Brief: From the listing below, extract every line containing "મલતદ".

Records:
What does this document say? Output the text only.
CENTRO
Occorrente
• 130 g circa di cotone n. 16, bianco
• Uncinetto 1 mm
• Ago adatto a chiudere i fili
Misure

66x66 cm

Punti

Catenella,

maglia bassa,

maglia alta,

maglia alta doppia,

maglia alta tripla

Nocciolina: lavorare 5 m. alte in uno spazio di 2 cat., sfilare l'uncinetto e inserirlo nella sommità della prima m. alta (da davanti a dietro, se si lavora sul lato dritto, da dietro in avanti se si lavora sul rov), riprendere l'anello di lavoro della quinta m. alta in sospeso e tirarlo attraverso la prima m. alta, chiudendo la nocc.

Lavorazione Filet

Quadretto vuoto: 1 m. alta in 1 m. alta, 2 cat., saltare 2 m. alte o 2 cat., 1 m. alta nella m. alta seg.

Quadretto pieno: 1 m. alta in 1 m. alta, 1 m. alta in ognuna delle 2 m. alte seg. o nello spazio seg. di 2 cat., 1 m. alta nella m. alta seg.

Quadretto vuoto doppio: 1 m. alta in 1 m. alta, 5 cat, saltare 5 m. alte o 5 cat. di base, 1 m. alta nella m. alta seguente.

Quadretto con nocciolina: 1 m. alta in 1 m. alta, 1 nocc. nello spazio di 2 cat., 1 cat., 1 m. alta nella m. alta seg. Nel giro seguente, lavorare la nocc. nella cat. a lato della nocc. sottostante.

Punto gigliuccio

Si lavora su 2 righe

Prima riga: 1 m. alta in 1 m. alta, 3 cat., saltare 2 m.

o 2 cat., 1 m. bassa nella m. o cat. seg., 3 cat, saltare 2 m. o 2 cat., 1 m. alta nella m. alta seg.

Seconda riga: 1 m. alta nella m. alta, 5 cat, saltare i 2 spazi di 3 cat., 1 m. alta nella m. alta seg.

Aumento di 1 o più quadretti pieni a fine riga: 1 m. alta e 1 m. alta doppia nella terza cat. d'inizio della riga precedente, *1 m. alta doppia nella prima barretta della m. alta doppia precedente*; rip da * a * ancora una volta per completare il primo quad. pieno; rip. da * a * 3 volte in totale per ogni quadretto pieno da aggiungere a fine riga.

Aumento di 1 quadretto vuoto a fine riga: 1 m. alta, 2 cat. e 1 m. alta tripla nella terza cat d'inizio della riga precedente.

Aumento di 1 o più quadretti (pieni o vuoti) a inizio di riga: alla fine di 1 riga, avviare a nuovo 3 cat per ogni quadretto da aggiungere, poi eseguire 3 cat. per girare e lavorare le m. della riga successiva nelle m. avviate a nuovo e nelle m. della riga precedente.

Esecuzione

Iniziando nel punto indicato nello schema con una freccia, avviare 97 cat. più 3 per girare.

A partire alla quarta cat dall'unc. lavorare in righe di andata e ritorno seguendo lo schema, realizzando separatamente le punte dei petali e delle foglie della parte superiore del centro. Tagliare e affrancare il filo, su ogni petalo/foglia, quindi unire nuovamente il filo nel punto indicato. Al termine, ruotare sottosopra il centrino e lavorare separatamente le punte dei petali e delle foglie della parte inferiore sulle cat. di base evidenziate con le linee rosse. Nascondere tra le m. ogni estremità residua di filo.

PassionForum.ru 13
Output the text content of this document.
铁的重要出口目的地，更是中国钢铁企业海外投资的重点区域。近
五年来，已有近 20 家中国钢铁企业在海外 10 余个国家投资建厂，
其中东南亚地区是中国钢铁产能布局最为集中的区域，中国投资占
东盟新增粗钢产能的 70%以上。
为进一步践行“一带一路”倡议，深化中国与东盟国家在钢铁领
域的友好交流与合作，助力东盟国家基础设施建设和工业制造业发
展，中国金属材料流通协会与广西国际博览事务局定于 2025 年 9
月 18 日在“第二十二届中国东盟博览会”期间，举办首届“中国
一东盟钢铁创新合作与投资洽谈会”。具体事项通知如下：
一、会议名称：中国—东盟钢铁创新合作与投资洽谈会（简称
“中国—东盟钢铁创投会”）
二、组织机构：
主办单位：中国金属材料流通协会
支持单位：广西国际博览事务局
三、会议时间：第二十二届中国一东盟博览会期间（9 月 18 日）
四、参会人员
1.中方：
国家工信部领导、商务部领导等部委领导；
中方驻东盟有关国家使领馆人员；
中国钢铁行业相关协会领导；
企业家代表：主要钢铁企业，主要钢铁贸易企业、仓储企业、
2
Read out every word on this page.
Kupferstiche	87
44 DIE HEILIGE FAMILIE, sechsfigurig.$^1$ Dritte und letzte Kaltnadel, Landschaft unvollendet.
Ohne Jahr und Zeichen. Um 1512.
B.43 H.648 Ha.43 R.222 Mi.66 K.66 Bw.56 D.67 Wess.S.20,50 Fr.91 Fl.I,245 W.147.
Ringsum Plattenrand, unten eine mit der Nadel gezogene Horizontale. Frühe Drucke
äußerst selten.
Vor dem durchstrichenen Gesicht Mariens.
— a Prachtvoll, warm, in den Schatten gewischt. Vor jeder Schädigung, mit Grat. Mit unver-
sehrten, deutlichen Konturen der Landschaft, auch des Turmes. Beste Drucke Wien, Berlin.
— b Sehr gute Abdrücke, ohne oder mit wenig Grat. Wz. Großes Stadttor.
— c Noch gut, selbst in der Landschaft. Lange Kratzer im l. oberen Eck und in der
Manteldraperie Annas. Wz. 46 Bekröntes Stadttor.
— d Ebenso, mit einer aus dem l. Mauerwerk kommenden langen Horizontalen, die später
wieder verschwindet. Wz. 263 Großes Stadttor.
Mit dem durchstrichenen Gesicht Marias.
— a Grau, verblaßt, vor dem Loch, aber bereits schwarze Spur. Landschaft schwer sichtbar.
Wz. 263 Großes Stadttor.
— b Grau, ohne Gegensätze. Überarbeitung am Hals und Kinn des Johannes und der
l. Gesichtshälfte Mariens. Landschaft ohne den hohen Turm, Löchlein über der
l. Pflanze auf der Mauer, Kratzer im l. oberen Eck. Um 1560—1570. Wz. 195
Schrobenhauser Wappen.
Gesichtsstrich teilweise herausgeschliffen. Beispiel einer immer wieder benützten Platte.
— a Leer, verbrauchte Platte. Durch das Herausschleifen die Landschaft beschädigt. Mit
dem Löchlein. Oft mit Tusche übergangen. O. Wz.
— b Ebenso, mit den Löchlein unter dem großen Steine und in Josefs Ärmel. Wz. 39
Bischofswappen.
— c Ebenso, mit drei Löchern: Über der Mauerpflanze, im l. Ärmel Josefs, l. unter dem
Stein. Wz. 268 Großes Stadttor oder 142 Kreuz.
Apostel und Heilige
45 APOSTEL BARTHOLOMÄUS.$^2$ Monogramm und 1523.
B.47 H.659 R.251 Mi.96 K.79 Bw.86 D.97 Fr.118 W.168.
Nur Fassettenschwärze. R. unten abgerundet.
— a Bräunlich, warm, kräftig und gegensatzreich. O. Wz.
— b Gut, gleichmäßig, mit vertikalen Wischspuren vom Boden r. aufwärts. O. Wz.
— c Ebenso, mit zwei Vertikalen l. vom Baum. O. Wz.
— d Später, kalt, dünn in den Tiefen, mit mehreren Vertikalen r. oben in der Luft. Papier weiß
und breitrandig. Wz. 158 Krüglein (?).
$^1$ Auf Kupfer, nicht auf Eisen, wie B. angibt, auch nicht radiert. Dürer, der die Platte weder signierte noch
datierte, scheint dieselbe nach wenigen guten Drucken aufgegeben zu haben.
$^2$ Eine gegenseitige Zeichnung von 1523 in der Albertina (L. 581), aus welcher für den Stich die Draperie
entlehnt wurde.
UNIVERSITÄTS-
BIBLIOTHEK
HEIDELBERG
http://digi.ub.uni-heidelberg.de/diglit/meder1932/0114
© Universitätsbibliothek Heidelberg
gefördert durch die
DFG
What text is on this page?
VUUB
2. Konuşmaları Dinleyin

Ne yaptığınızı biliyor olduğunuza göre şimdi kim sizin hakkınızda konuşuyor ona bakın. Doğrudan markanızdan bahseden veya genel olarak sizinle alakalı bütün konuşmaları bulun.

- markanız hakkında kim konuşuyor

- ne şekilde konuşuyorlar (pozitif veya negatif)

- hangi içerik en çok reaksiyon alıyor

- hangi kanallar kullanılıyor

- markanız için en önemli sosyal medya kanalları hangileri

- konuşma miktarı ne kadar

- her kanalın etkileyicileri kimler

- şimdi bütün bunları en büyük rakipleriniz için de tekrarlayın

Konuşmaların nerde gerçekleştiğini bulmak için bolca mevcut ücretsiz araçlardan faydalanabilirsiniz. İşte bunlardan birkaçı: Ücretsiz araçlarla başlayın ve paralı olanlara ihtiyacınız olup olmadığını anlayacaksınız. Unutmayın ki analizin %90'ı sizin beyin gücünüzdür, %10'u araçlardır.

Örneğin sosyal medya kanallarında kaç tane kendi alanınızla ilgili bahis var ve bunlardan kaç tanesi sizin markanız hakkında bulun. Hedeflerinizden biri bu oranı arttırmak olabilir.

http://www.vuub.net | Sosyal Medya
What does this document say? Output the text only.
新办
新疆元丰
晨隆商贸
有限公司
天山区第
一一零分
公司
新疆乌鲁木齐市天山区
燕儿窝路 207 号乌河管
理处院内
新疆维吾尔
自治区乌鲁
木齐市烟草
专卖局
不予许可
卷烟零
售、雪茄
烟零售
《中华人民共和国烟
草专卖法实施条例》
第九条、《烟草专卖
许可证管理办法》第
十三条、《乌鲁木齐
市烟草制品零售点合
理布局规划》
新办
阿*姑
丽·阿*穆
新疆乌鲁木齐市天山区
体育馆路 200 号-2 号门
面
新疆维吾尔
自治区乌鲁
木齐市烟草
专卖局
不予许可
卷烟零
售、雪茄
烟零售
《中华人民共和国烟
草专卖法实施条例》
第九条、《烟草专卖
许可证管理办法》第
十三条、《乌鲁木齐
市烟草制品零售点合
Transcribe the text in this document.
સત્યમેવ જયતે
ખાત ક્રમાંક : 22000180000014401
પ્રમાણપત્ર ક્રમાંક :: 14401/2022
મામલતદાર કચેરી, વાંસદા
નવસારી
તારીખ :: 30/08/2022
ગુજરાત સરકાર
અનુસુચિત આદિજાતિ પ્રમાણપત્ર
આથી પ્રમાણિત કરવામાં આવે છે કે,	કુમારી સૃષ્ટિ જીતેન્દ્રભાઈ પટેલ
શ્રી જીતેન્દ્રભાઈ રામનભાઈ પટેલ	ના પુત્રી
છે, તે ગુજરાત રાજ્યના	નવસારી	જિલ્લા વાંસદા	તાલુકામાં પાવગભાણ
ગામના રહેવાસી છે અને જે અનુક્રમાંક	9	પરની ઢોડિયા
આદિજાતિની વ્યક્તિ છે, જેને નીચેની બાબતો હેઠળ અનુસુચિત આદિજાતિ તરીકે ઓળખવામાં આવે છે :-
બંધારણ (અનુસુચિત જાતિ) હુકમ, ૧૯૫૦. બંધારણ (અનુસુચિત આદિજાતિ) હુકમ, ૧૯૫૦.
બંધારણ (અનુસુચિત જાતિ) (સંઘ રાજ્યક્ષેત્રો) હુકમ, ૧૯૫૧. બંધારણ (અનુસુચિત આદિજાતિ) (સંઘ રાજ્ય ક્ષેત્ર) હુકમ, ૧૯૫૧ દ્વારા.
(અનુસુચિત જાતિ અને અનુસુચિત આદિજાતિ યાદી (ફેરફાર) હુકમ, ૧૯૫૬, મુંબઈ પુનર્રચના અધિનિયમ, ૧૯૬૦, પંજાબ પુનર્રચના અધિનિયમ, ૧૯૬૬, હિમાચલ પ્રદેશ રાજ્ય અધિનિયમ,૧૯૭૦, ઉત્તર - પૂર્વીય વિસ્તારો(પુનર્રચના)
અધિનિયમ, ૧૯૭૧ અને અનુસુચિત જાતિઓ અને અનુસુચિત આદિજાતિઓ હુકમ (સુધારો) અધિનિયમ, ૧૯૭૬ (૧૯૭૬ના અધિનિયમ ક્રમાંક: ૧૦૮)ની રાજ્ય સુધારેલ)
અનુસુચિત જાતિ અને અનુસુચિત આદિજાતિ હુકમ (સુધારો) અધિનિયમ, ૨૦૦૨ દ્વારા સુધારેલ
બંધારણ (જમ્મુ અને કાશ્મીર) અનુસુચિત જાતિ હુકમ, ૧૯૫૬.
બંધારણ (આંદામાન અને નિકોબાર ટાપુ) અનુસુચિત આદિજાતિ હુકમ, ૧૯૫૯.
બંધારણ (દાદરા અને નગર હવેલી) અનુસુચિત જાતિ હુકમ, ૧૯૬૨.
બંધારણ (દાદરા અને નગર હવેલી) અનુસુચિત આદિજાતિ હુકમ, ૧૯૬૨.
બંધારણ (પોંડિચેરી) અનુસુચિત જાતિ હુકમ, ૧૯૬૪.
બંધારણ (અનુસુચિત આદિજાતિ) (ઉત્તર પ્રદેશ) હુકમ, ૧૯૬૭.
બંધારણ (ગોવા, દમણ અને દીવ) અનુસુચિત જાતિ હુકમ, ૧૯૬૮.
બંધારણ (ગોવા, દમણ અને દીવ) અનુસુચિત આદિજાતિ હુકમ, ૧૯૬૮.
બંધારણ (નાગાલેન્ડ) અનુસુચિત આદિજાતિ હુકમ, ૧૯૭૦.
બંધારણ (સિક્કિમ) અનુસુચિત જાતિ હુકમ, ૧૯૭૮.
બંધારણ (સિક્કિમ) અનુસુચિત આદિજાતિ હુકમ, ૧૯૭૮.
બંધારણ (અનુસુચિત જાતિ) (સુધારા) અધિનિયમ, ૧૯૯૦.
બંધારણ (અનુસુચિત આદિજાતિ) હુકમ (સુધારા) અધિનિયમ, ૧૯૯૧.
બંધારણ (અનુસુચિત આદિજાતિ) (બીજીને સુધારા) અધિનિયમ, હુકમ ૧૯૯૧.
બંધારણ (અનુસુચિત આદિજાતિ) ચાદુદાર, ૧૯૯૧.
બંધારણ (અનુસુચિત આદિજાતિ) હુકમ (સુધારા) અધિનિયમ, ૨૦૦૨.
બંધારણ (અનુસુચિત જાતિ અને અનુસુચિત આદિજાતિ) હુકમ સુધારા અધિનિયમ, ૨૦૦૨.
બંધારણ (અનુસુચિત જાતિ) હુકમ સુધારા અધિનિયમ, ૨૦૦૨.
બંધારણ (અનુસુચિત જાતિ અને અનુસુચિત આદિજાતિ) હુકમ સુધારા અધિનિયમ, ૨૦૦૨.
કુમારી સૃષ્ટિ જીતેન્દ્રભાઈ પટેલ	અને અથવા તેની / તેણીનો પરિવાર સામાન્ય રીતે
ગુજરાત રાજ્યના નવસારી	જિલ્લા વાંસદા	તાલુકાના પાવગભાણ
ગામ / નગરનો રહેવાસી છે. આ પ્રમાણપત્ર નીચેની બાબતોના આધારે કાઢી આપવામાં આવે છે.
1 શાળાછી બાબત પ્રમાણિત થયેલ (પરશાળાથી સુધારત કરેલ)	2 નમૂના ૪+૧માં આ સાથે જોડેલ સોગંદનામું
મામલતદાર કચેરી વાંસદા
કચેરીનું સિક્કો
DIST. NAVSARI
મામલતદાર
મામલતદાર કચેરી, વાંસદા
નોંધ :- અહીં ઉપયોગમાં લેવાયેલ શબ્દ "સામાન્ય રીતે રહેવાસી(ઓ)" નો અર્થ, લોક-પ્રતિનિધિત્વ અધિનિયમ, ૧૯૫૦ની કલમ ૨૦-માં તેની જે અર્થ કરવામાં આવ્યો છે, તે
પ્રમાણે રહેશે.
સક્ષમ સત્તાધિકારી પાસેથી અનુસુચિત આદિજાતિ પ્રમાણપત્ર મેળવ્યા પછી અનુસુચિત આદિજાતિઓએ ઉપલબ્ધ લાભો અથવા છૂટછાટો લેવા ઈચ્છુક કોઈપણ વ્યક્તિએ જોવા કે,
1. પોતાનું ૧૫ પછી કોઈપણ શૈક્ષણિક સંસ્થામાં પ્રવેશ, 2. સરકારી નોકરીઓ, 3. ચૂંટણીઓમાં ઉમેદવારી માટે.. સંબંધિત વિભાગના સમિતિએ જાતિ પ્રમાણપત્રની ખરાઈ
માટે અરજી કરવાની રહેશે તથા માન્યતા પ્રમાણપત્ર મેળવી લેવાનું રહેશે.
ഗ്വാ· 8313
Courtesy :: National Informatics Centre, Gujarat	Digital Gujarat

Reply to the exercise:
મામલતદાર કચેરી, વાંસદા
મામલતદાર કચેરી વાંસદા
મામલતદાર
મામલતદાર કચેરી, વાંસદા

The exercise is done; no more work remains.